> Data for this exercise
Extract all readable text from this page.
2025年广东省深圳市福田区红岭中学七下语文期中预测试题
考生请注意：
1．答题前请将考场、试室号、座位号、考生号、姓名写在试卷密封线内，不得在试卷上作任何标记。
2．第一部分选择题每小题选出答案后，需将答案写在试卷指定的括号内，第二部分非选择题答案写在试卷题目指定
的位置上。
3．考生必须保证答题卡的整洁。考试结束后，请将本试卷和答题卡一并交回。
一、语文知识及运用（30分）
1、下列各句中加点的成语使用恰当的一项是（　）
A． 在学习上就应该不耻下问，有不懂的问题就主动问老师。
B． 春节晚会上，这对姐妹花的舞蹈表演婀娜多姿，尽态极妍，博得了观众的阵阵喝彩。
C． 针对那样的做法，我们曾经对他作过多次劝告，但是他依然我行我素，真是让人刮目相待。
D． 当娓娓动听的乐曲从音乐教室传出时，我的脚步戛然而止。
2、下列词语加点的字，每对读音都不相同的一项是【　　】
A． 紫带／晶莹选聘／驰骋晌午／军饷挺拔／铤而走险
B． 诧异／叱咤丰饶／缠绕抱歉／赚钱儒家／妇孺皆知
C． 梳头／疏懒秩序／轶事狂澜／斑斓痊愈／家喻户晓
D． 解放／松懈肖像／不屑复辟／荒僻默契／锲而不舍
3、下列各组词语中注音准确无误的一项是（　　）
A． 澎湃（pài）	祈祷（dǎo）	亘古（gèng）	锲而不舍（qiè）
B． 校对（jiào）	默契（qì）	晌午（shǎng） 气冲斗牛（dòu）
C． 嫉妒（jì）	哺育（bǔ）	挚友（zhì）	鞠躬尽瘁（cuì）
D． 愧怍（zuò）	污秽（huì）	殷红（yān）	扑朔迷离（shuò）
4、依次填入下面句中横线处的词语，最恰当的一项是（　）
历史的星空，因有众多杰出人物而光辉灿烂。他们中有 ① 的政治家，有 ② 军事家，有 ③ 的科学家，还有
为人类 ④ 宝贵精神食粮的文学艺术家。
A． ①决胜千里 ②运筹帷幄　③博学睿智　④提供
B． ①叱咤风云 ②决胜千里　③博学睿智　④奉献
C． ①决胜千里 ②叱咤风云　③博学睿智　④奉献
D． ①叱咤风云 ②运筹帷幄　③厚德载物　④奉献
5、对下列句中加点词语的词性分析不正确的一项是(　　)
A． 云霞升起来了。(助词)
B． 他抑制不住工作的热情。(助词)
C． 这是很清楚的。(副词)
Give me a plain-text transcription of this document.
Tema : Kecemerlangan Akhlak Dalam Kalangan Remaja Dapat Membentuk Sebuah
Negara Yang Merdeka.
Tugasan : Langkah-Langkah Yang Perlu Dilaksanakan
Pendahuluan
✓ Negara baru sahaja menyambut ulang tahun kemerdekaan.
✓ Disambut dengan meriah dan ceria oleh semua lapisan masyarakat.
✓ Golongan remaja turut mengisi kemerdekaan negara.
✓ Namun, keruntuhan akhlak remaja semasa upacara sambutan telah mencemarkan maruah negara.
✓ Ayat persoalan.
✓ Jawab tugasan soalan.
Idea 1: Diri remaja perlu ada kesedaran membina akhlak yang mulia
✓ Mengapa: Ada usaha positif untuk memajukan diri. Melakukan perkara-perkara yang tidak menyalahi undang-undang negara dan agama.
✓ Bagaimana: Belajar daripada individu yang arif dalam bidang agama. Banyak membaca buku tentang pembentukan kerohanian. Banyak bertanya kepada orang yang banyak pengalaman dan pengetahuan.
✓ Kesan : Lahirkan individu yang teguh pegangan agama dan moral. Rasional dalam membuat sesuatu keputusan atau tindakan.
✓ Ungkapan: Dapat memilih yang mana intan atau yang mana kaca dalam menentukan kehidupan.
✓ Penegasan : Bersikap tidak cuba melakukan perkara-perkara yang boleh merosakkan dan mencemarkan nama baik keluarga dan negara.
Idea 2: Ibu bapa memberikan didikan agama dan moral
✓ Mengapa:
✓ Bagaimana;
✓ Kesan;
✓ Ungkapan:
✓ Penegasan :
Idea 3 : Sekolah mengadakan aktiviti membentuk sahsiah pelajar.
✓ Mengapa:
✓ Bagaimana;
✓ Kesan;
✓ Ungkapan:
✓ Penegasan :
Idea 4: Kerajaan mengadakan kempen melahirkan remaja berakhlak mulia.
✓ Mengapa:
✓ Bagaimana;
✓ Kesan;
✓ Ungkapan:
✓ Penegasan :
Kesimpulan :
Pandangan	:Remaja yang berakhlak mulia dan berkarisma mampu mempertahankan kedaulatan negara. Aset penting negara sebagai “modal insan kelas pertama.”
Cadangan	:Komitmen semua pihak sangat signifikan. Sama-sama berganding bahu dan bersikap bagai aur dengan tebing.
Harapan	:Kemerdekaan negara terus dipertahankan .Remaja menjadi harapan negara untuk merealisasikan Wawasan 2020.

> Job
Sift through the entries and copy every line with "mengadakan".

> Result
Idea 3 : Sekolah mengadakan aktiviti membentuk sahsiah pelajar.
Idea 4: Kerajaan mengadakan kempen melahirkan remaja berakhlak mulia.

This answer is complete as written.